((

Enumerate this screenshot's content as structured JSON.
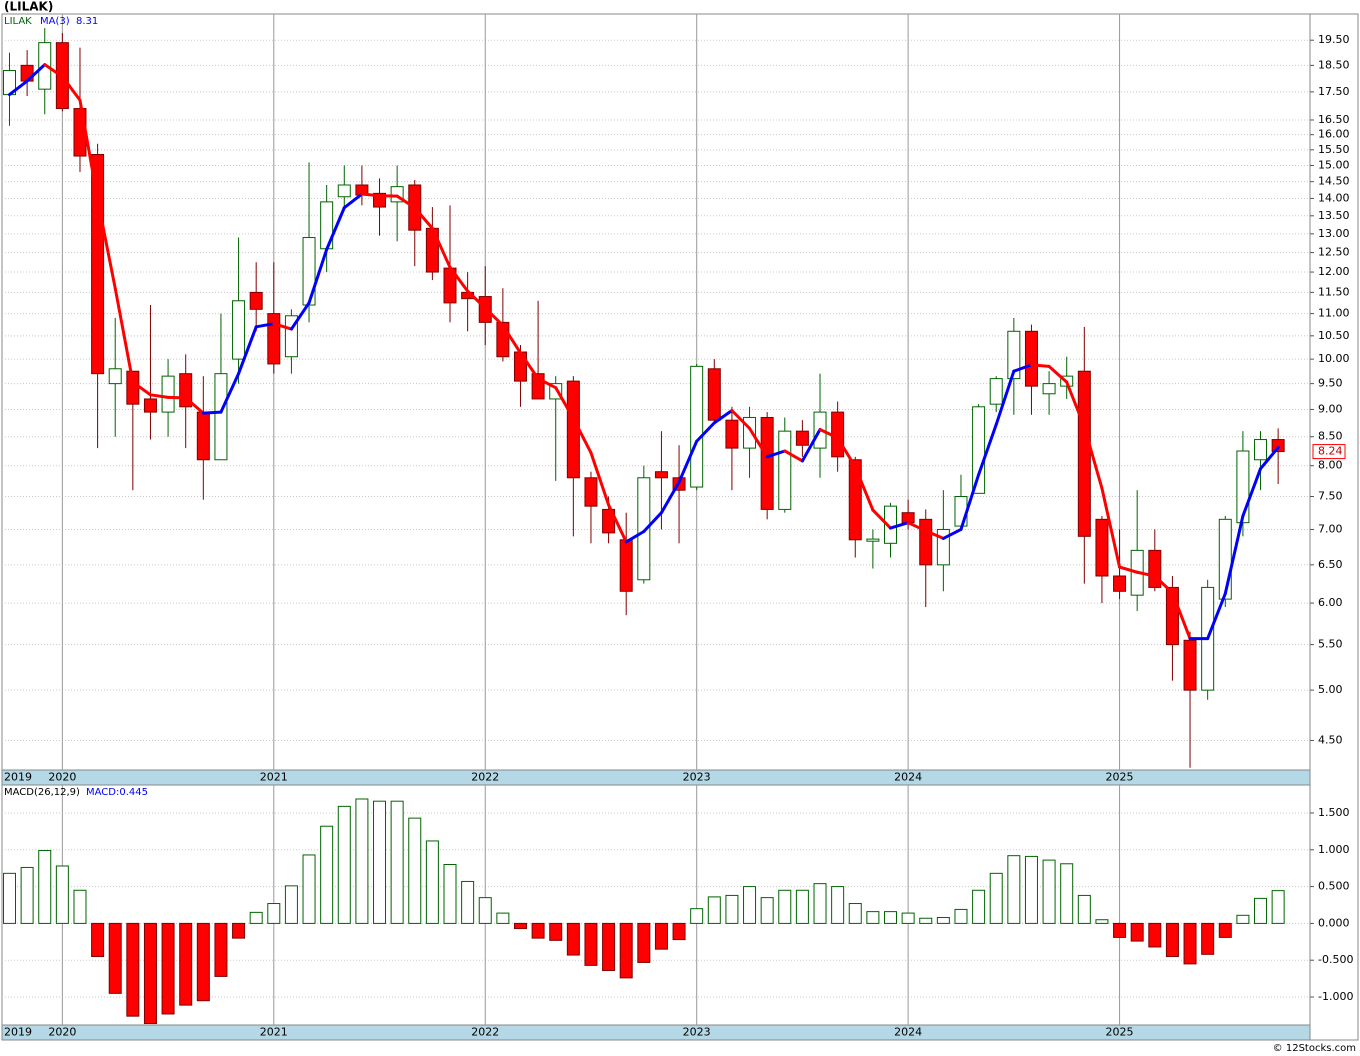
{
  "footer": "© 12Stocks.com",
  "chart_data": [
    {
      "type": "candlestick",
      "title": "(LILAK)",
      "name": "LILAK",
      "categories": [
        "2019",
        null,
        null,
        "2020",
        null,
        null,
        null,
        null,
        null,
        null,
        null,
        null,
        null,
        null,
        null,
        "2021",
        null,
        null,
        null,
        null,
        null,
        null,
        null,
        null,
        null,
        null,
        null,
        "2022",
        null,
        null,
        null,
        null,
        null,
        null,
        null,
        null,
        null,
        null,
        null,
        "2023",
        null,
        null,
        null,
        null,
        null,
        null,
        null,
        null,
        null,
        null,
        null,
        "2024",
        null,
        null,
        null,
        null,
        null,
        null,
        null,
        null,
        null,
        null,
        null,
        "2025",
        null,
        null,
        null,
        null,
        null,
        null,
        null,
        null,
        null
      ],
      "open": [
        17.4,
        18.5,
        17.6,
        19.4,
        16.9,
        15.35,
        9.5,
        9.75,
        9.2,
        8.95,
        9.7,
        8.95,
        8.1,
        10.0,
        11.5,
        11.0,
        10.05,
        11.2,
        12.6,
        14.05,
        14.4,
        14.15,
        13.9,
        14.4,
        13.15,
        12.1,
        11.5,
        11.4,
        10.8,
        10.15,
        9.7,
        9.2,
        9.55,
        7.8,
        7.3,
        6.85,
        6.3,
        7.9,
        7.8,
        7.65,
        9.8,
        8.8,
        8.3,
        8.85,
        7.3,
        8.6,
        8.3,
        8.95,
        8.1,
        6.83,
        6.8,
        7.25,
        7.15,
        6.5,
        7.05,
        7.55,
        9.1,
        9.6,
        10.6,
        9.3,
        9.45,
        9.75,
        7.15,
        6.35,
        6.1,
        6.7,
        6.2,
        5.55,
        5.0,
        6.05,
        7.1,
        8.1,
        8.45
      ],
      "high": [
        19.0,
        19.1,
        20.0,
        19.8,
        19.2,
        15.7,
        10.9,
        9.75,
        11.2,
        10.0,
        10.1,
        9.65,
        11.0,
        12.9,
        12.25,
        12.25,
        11.1,
        15.1,
        14.4,
        15.0,
        15.0,
        14.6,
        15.0,
        14.55,
        13.75,
        13.8,
        12.0,
        12.15,
        11.6,
        10.3,
        11.3,
        9.65,
        9.65,
        7.9,
        7.5,
        7.25,
        8.0,
        8.6,
        8.35,
        9.9,
        10.0,
        9.05,
        9.05,
        8.95,
        8.85,
        8.8,
        9.7,
        9.15,
        8.15,
        7.0,
        7.4,
        7.45,
        7.3,
        7.6,
        7.85,
        9.1,
        9.65,
        10.9,
        10.75,
        9.75,
        10.05,
        10.7,
        7.2,
        7.0,
        7.6,
        7.0,
        6.35,
        5.65,
        6.3,
        7.2,
        8.6,
        8.6,
        8.65
      ],
      "low": [
        16.3,
        17.35,
        16.7,
        16.8,
        14.8,
        8.3,
        8.5,
        7.6,
        8.45,
        8.5,
        8.3,
        7.45,
        8.1,
        9.5,
        10.6,
        9.7,
        9.7,
        10.8,
        12.0,
        13.75,
        13.8,
        12.95,
        12.8,
        12.15,
        11.8,
        10.8,
        10.6,
        10.3,
        9.95,
        9.05,
        9.2,
        7.75,
        6.9,
        6.8,
        6.8,
        5.85,
        6.25,
        7.0,
        6.8,
        7.6,
        8.75,
        7.6,
        7.8,
        7.15,
        7.25,
        8.15,
        7.8,
        7.9,
        6.6,
        6.45,
        6.6,
        7.0,
        5.95,
        6.15,
        7.0,
        7.55,
        8.95,
        8.9,
        8.9,
        8.9,
        9.2,
        6.25,
        6.0,
        6.05,
        5.9,
        6.15,
        5.1,
        4.25,
        4.9,
        5.95,
        6.9,
        7.6,
        7.7
      ],
      "close": [
        18.3,
        17.9,
        19.4,
        16.9,
        15.3,
        9.7,
        9.8,
        9.1,
        8.95,
        9.65,
        9.05,
        8.1,
        9.7,
        11.3,
        11.1,
        9.9,
        10.95,
        12.9,
        13.9,
        14.4,
        14.1,
        13.75,
        14.35,
        13.1,
        12.0,
        11.25,
        11.35,
        10.8,
        10.05,
        9.55,
        9.2,
        9.5,
        7.8,
        7.35,
        6.95,
        6.15,
        7.8,
        7.8,
        7.6,
        9.85,
        8.8,
        8.3,
        8.85,
        7.3,
        8.6,
        8.35,
        8.95,
        8.15,
        6.85,
        6.86,
        7.35,
        7.1,
        6.5,
        7.0,
        7.5,
        9.05,
        9.6,
        10.6,
        9.45,
        9.5,
        9.65,
        6.9,
        6.35,
        6.15,
        6.7,
        6.2,
        5.5,
        5.0,
        6.2,
        7.15,
        8.25,
        8.45,
        8.24
      ],
      "last_value_label": "8.24",
      "up_color": "#006400",
      "down_color": "#ff0000",
      "down_edge_color": "#800000",
      "overlay": {
        "name": "MA(3)",
        "value_label": "8.31",
        "up_color": "#0000ff",
        "down_color": "#ff0000",
        "values": [
          17.4,
          17.9,
          18.53,
          18.07,
          17.2,
          13.97,
          11.6,
          9.53,
          9.28,
          9.23,
          9.22,
          8.93,
          8.95,
          9.7,
          10.7,
          10.77,
          10.65,
          11.25,
          12.58,
          13.73,
          14.13,
          14.08,
          14.07,
          13.73,
          13.15,
          12.12,
          11.53,
          11.13,
          10.73,
          10.13,
          9.6,
          9.42,
          8.83,
          8.22,
          7.37,
          6.82,
          6.97,
          7.25,
          7.73,
          8.42,
          8.75,
          8.98,
          8.65,
          8.15,
          8.25,
          8.08,
          8.63,
          8.48,
          7.98,
          7.29,
          7.02,
          7.1,
          6.98,
          6.87,
          7.0,
          7.85,
          8.72,
          9.75,
          9.88,
          9.85,
          9.53,
          8.68,
          7.63,
          6.47,
          6.4,
          6.35,
          6.13,
          5.57,
          5.57,
          6.12,
          7.2,
          7.95,
          8.31
        ]
      },
      "log_scale": true,
      "grid": true,
      "ylim": [
        4.23,
        20.6
      ],
      "yticks": [
        {
          "value": 4.5,
          "label": "4.50"
        },
        {
          "value": 5,
          "label": "5.00"
        },
        {
          "value": 5.5,
          "label": "5.50"
        },
        {
          "value": 6,
          "label": "6.00"
        },
        {
          "value": 6.5,
          "label": "6.50"
        },
        {
          "value": 7,
          "label": "7.00"
        },
        {
          "value": 7.5,
          "label": "7.50"
        },
        {
          "value": 8,
          "label": "8.00"
        },
        {
          "value": 8.5,
          "label": "8.50"
        },
        {
          "value": 9,
          "label": "9.00"
        },
        {
          "value": 9.5,
          "label": "9.50"
        },
        {
          "value": 10,
          "label": "10.00"
        },
        {
          "value": 10.5,
          "label": "10.50"
        },
        {
          "value": 11,
          "label": "11.00"
        },
        {
          "value": 11.5,
          "label": "11.50"
        },
        {
          "value": 12,
          "label": "12.00"
        },
        {
          "value": 12.5,
          "label": "12.50"
        },
        {
          "value": 13,
          "label": "13.00"
        },
        {
          "value": 13.5,
          "label": "13.50"
        },
        {
          "value": 14,
          "label": "14.00"
        },
        {
          "value": 14.5,
          "label": "14.50"
        },
        {
          "value": 15,
          "label": "15.00"
        },
        {
          "value": 15.5,
          "label": "15.50"
        },
        {
          "value": 16,
          "label": "16.00"
        },
        {
          "value": 16.5,
          "label": "16.50"
        },
        {
          "value": 17.5,
          "label": "17.50"
        },
        {
          "value": 18.5,
          "label": "18.50"
        },
        {
          "value": 19.5,
          "label": "19.50"
        }
      ]
    },
    {
      "type": "bar",
      "title": "MACD(26,12,9)",
      "value_label": "MACD:0.445",
      "categories": [
        "2019",
        null,
        null,
        "2020",
        null,
        null,
        null,
        null,
        null,
        null,
        null,
        null,
        null,
        null,
        null,
        "2021",
        null,
        null,
        null,
        null,
        null,
        null,
        null,
        null,
        null,
        null,
        null,
        "2022",
        null,
        null,
        null,
        null,
        null,
        null,
        null,
        null,
        null,
        null,
        null,
        "2023",
        null,
        null,
        null,
        null,
        null,
        null,
        null,
        null,
        null,
        null,
        null,
        "2024",
        null,
        null,
        null,
        null,
        null,
        null,
        null,
        null,
        null,
        null,
        null,
        "2025",
        null,
        null,
        null,
        null,
        null,
        null,
        null,
        null,
        null
      ],
      "values": [
        0.68,
        0.76,
        0.99,
        0.78,
        0.45,
        -0.45,
        -0.95,
        -1.26,
        -1.36,
        -1.23,
        -1.11,
        -1.05,
        -0.72,
        -0.2,
        0.15,
        0.27,
        0.51,
        0.93,
        1.32,
        1.59,
        1.69,
        1.66,
        1.66,
        1.43,
        1.12,
        0.8,
        0.57,
        0.35,
        0.14,
        -0.07,
        -0.2,
        -0.23,
        -0.43,
        -0.57,
        -0.64,
        -0.74,
        -0.53,
        -0.35,
        -0.22,
        0.2,
        0.36,
        0.38,
        0.5,
        0.35,
        0.45,
        0.45,
        0.54,
        0.5,
        0.27,
        0.16,
        0.16,
        0.14,
        0.07,
        0.08,
        0.19,
        0.45,
        0.68,
        0.92,
        0.91,
        0.86,
        0.81,
        0.38,
        0.05,
        -0.19,
        -0.24,
        -0.32,
        -0.45,
        -0.55,
        -0.42,
        -0.19,
        0.11,
        0.34,
        0.445
      ],
      "up_color": "#006400",
      "down_color": "#ff0000",
      "down_edge_color": "#800000",
      "ylim": [
        -1.38,
        1.88
      ],
      "yticks": [
        {
          "value": -1,
          "label": "-1.000"
        },
        {
          "value": -0.5,
          "label": "-0.500"
        },
        {
          "value": 0,
          "label": "0.000"
        },
        {
          "value": 0.5,
          "label": "0.500"
        },
        {
          "value": 1,
          "label": "1.000"
        },
        {
          "value": 1.5,
          "label": "1.500"
        }
      ]
    }
  ]
}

))

▶ Exercise prompt
Determine the number of lines in the data that contain "MACD" as a word or string, and state only that number.

▶ Answer to this problem
2